*TASK SET*
a – Rework the part of the text on Thatcher's father that begins with "Roberts’s sermons, if" and ends with "1945 to 1946.", putting "listeners" in place of "congregation".
b – Continue the text on Thatcher's father and his preaching from its last sentence.

There is no doubt that the mixture of piety, self-righteousness and stubbornness which political enemies felt to be the sure hallmarks of Thatcher’s mature style were developed at her father’s knee. ‘God’, the Methodist lay preacher wrote in her exercise book in 1941, ‘wants no faint hearts for his ambassadors. He wants men, who having communed with heaven can never be intimidated by the world.’ Beyond the putative wishes of the Deity, Roberts explicitly referred, like many Protestants before him, from Martin Luther to John Bunyan and John Wesley, to the ‘spark within’ which every one of us ‘must kindle’. All this came in a sermon entitled ‘Strength comes from within’. Once we had discovered ‘the light within ourselves we have to project that light’ in ‘every department of our living’ in order that we might ‘develop our own power’.9

Roberts’s sermons, if the notes are in any way indicative, were forthright and powerful utterances. A common theme was the power of the individual to realise himself and influence others. He told his congregation that ‘you must yourself believe intensely and with total conviction if you are to persuade others to believe’. In another emphatic comment in the notebook, Roberts asserted, perhaps with more enthusiasm than orthodoxy, that the ‘Kingdom of God is within you’.10 He was a tough, principled individual who was in essence a self-made man. Born in 1892, he was very much a late Victorian in outlook and mentality. His Methodism was a primary motivating force in his politics. He served as a councillor and alderman in Grantham and was elected Mayor of Grantham from 1945 to 1946.

*DATASET EXTRACT*

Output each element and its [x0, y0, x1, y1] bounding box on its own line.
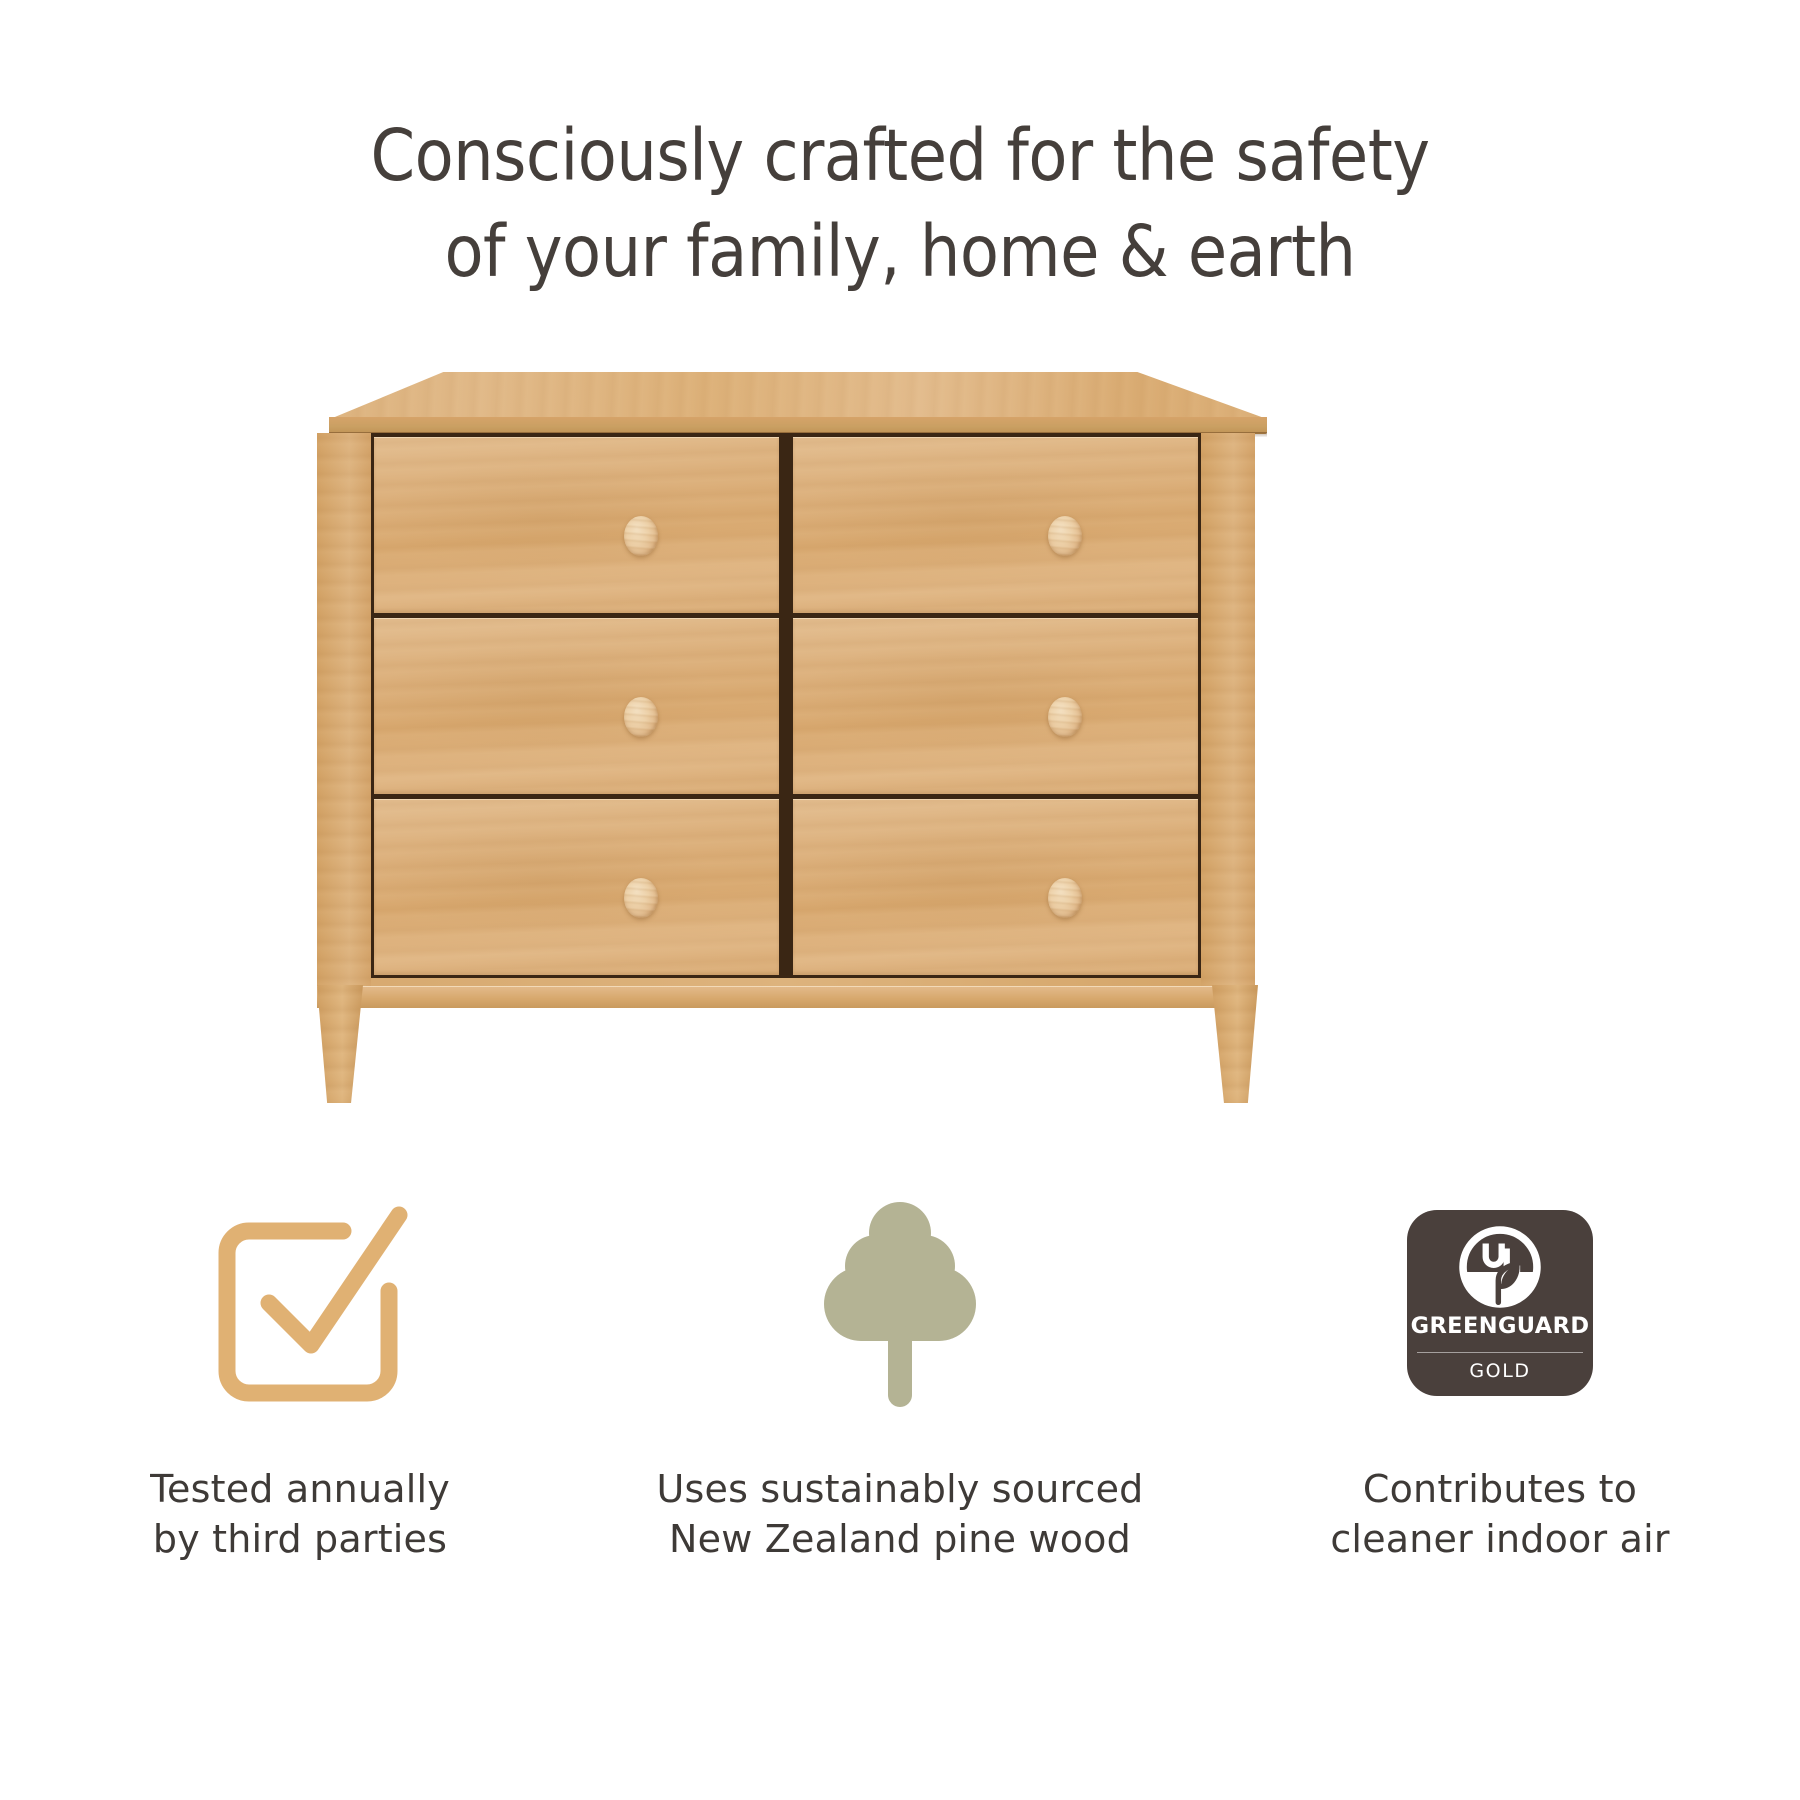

*SET OF ANSWERS*
a –
Roberts’s sermons, if the notes are in any way indicative, were forthright and powerful utterances. A common theme was the power of the individual to realise himself and influence others. He told his listeners that ‘you must yourself believe intensely and with total conviction if you are to persuade others to believe’. In another emphatic comment in the notebook, Roberts asserted, perhaps with more enthusiasm than orthodoxy, that the ‘Kingdom of God is within you’.10 He was a tough, principled individual who was in essence a self-made man. Born in 1892, he was very much a late Victorian in outlook and mentality. His Methodism was a primary motivating force in his politics. He served as a councillor and alderman in Grantham and was elected Mayor of Grantham from 1945 to 1946.

b –
Methodism as a political force had an interesting history, associated with liberal causes. Throughout the nineteenth century, and throughout Alfred Roberts’s youth, the Methodist Church had been overwhelmingly on the side of the Liberal party. One writer in the 1940s pointed to the founding of the Methodist Times in 1885 as a ‘convenient date for marking the beginnings of a dominant Liberalism within the Methodist Church’. As that publication observed in its issue of 30 June 1892, ‘Out of thirty-five Methodist Parliamentary candidates, not one supported Salisbury [the Conservative Prime Minister].’ The article suggested that ‘without exception, they supported Gladstone’. When Gladstone died, Hugh Price Hughes, the founder editor of the monthly, wrote a striking editorial article for the issue of 26 May 1898. Hughes boldly claimed that Gladstone would never have become Prime Minister but for Methodist votes.11 At the 1918 election, only seven years before Margaret’s birth, there were eighty-two Methodist candidates standing for parliament. Of these candidates, only seven stood as Conservatives, thirty-seven were Liberals, twelve were Coalition Liberals, personally loyal to the Prime Minister, David Lloyd George, while the remaining twenty-six were members of the recently formed Labour party.12

Paradoxically perhaps, as the young Margaret Roberts was growing up, Methodism took on a more left-wing character. As elections went by, an ‘increasing number of Methodists’ became Labour parliamentary candidates, even though the majority were ‘still Liberal’, ever more dismayed by the disunity of the Liberal party.13 Whatever their political persuasion, Methodists consistently maintained hostility to the opening of public places on the ‘Lord’s day’. Alfred Roberts, when serving as a Grantham councillor, had objected to the opening of parks for games on Sundays. He believed that, even though there was ‘no such thing as compulsory Christianity’, there was ‘such a thing as drifting into a life which was absolutely and totally devoid of any spiritual inspiration’. These were strict views.14 As Margaret Thatcher remembered, ‘Everything had to be clean and systematic. We were Methodists and Methodist means method.’15

The influence on Methodist thought and practice was strong throughout Thatcher’s subsequent career.16 One aspect of this religious background which can easily be overlooked is the extent to which the certainties of the Finkin Street pulpit reduced problems to basic binary propositions. All through her life Thatcher revelled in bold, concrete and binary thinking. There would be no compromise, no shades of grey in her forthright world view. There was freedom and slavery, justice and injustice, right and wrong. This binary thinking was perhaps the most fundamental legacy of her strong Bible-based upbringing. Such dualism – the tendency to think in strictly black-and-white terms, without any hint of grey – is more characteristic of American political discourse than anything in Britain.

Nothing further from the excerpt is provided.